> **Challenge**
Set down each record below precisely, skipping the pictures.
######
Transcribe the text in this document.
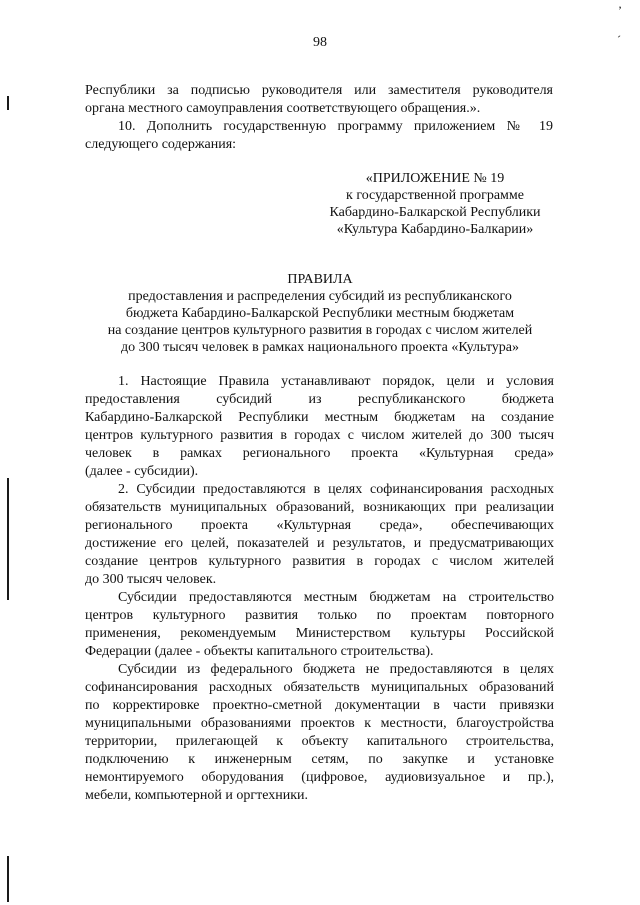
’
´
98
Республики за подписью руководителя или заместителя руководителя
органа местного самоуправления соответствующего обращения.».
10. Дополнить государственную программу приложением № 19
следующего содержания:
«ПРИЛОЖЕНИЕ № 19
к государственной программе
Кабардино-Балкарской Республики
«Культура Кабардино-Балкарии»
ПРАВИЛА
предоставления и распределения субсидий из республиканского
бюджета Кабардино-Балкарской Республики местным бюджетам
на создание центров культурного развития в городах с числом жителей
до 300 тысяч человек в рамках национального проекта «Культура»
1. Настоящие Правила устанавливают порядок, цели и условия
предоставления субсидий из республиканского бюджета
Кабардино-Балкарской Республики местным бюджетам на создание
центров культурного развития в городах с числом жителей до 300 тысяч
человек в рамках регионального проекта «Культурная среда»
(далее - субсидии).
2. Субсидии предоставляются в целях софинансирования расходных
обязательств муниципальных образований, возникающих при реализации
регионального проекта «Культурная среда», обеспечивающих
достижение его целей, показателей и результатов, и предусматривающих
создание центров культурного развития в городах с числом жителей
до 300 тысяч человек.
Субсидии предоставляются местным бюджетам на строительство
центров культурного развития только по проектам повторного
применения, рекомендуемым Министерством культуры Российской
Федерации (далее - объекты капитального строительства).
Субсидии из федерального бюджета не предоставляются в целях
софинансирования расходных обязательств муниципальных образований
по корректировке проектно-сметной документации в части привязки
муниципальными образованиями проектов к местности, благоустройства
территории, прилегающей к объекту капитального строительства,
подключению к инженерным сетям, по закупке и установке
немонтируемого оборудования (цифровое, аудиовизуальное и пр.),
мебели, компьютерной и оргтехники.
######
> **Exercise answer**
Transcribe the text in this document.
’
´
98
Республики за подписью руководителя или заместителя руководителя
органа местного самоуправления соответствующего обращения.».
10. Дополнить государственную программу приложением № 19
следующего содержания:
«ПРИЛОЖЕНИЕ № 19
к государственной программе
Кабардино-Балкарской Республики
«Культура Кабардино-Балкарии»
ПРАВИЛА
предоставления и распределения субсидий из республиканского
бюджета Кабардино-Балкарской Республики местным бюджетам
на создание центров культурного развития в городах с числом жителей
до 300 тысяч человек в рамках национального проекта «Культура»
1. Настоящие Правила устанавливают порядок, цели и условия
предоставления субсидий из республиканского бюджета
Кабардино-Балкарской Республики местным бюджетам на создание
центров культурного развития в городах с числом жителей до 300 тысяч
человек в рамках регионального проекта «Культурная среда»
(далее - субсидии).
2. Субсидии предоставляются в целях софинансирования расходных
обязательств муниципальных образований, возникающих при реализации
регионального проекта «Культурная среда», обеспечивающих
достижение его целей, показателей и результатов, и предусматривающих
создание центров культурного развития в городах с числом жителей
до 300 тысяч человек.
Субсидии предоставляются местным бюджетам на строительство
центров культурного развития только по проектам повторного
применения, рекомендуемым Министерством культуры Российской
Федерации (далее - объекты капитального строительства).
Субсидии из федерального бюджета не предоставляются в целях
софинансирования расходных обязательств муниципальных образований
по корректировке проектно-сметной документации в части привязки
муниципальными образованиями проектов к местности, благоустройства
территории, прилегающей к объекту капитального строительства,
подключению к инженерным сетям, по закупке и установке
немонтируемого оборудования (цифровое, аудиовизуальное и пр.),
мебели, компьютерной и оргтехники.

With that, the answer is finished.